*What the exercise asks*.
Write the material out again exactly.

*Items*.
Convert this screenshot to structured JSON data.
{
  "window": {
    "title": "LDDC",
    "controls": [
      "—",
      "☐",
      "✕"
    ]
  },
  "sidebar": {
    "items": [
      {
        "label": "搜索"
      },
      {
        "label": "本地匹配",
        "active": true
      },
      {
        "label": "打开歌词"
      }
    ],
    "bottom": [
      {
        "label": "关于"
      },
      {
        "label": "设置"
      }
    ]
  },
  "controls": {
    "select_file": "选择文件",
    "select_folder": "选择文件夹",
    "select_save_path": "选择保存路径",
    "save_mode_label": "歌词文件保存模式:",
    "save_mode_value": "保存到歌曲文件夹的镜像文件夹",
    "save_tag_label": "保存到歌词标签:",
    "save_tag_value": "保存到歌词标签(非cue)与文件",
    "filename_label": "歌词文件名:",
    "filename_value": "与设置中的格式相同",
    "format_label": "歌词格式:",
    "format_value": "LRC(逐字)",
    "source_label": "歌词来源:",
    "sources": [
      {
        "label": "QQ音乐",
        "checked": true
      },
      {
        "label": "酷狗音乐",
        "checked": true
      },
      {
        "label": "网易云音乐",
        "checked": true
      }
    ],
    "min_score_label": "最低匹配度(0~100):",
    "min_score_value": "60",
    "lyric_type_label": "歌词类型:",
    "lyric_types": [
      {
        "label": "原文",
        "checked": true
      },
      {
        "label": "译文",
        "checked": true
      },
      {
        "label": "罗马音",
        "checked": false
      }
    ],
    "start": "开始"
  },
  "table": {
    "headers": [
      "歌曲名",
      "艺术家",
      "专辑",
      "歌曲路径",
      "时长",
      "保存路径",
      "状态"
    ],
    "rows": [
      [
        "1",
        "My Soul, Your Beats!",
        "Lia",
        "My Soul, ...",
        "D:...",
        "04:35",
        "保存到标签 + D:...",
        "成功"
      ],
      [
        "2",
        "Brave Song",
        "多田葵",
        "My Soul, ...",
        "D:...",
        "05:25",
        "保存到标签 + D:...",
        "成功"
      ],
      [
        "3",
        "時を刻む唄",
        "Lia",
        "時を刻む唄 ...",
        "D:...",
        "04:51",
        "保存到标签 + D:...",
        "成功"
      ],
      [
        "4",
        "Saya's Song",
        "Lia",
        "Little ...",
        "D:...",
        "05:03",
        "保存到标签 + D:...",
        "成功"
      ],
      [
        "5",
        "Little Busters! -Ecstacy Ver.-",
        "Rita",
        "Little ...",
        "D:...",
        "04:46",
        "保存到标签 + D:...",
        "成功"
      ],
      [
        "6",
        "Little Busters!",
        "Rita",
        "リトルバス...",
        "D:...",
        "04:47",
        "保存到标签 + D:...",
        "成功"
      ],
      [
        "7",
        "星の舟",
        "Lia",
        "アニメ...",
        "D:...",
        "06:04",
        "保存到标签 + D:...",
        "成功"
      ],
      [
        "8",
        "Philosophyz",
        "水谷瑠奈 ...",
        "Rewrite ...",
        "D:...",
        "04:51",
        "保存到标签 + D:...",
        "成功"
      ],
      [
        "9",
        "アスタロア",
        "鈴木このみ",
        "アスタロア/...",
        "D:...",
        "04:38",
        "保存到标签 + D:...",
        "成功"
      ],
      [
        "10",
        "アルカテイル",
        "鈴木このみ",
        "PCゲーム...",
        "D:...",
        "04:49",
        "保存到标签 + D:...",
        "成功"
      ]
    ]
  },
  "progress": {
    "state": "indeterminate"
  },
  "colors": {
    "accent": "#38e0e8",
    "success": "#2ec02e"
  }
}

*Exercise response*.
Convert this screenshot to structured JSON data.
{
  "window": {
    "title": "LDDC",
    "controls": [
      "—",
      "☐",
      "✕"
    ]
  },
  "sidebar": {
    "items": [
      {
        "label": "搜索"
      },
      {
        "label": "本地匹配",
        "active": true
      },
      {
        "label": "打开歌词"
      }
    ],
    "bottom": [
      {
        "label": "关于"
      },
      {
        "label": "设置"
      }
    ]
  },
  "controls": {
    "select_file": "选择文件",
    "select_folder": "选择文件夹",
    "select_save_path": "选择保存路径",
    "save_mode_label": "歌词文件保存模式:",
    "save_mode_value": "保存到歌曲文件夹的镜像文件夹",
    "save_tag_label": "保存到歌词标签:",
    "save_tag_value": "保存到歌词标签(非cue)与文件",
    "filename_label": "歌词文件名:",
    "filename_value": "与设置中的格式相同",
    "format_label": "歌词格式:",
    "format_value": "LRC(逐字)",
    "source_label": "歌词来源:",
    "sources": [
      {
        "label": "QQ音乐",
        "checked": true
      },
      {
        "label": "酷狗音乐",
        "checked": true
      },
      {
        "label": "网易云音乐",
        "checked": true
      }
    ],
    "min_score_label": "最低匹配度(0~100):",
    "min_score_value": "60",
    "lyric_type_label": "歌词类型:",
    "lyric_types": [
      {
        "label": "原文",
        "checked": true
      },
      {
        "label": "译文",
        "checked": true
      },
      {
        "label": "罗马音",
        "checked": false
      }
    ],
    "start": "开始"
  },
  "table": {
    "headers": [
      "歌曲名",
      "艺术家",
      "专辑",
      "歌曲路径",
      "时长",
      "保存路径",
      "状态"
    ],
    "rows": [
      [
        "1",
        "My Soul, Your Beats!",
        "Lia",
        "My Soul, ...",
        "D:...",
        "04:35",
        "保存到标签 + D:...",
        "成功"
      ],
      [
        "2",
        "Brave Song",
        "多田葵",
        "My Soul, ...",
        "D:...",
        "05:25",
        "保存到标签 + D:...",
        "成功"
      ],
      [
        "3",
        "時を刻む唄",
        "Lia",
        "時を刻む唄 ...",
        "D:...",
        "04:51",
        "保存到标签 + D:...",
        "成功"
      ],
      [
        "4",
        "Saya's Song",
        "Lia",
        "Little ...",
        "D:...",
        "05:03",
        "保存到标签 + D:...",
        "成功"
      ],
      [
        "5",
        "Little Busters! -Ecstacy Ver.-",
        "Rita",
        "Little ...",
        "D:...",
        "04:46",
        "保存到标签 + D:...",
        "成功"
      ],
      [
        "6",
        "Little Busters!",
        "Rita",
        "リトルバス...",
        "D:...",
        "04:47",
        "保存到标签 + D:...",
        "成功"
      ],
      [
        "7",
        "星の舟",
        "Lia",
        "アニメ...",
        "D:...",
        "06:04",
        "保存到标签 + D:...",
        "成功"
      ],
      [
        "8",
        "Philosophyz",
        "水谷瑠奈 ...",
        "Rewrite ...",
        "D:...",
        "04:51",
        "保存到标签 + D:...",
        "成功"
      ],
      [
        "9",
        "アスタロア",
        "鈴木このみ",
        "アスタロア/...",
        "D:...",
        "04:38",
        "保存到标签 + D:...",
        "成功"
      ],
      [
        "10",
        "アルカテイル",
        "鈴木このみ",
        "PCゲーム...",
        "D:...",
        "04:49",
        "保存到标签 + D:...",
        "成功"
      ]
    ]
  },
  "progress": {
    "state": "indeterminate"
  },
  "colors": {
    "accent": "#38e0e8",
    "success": "#2ec02e"
  }
}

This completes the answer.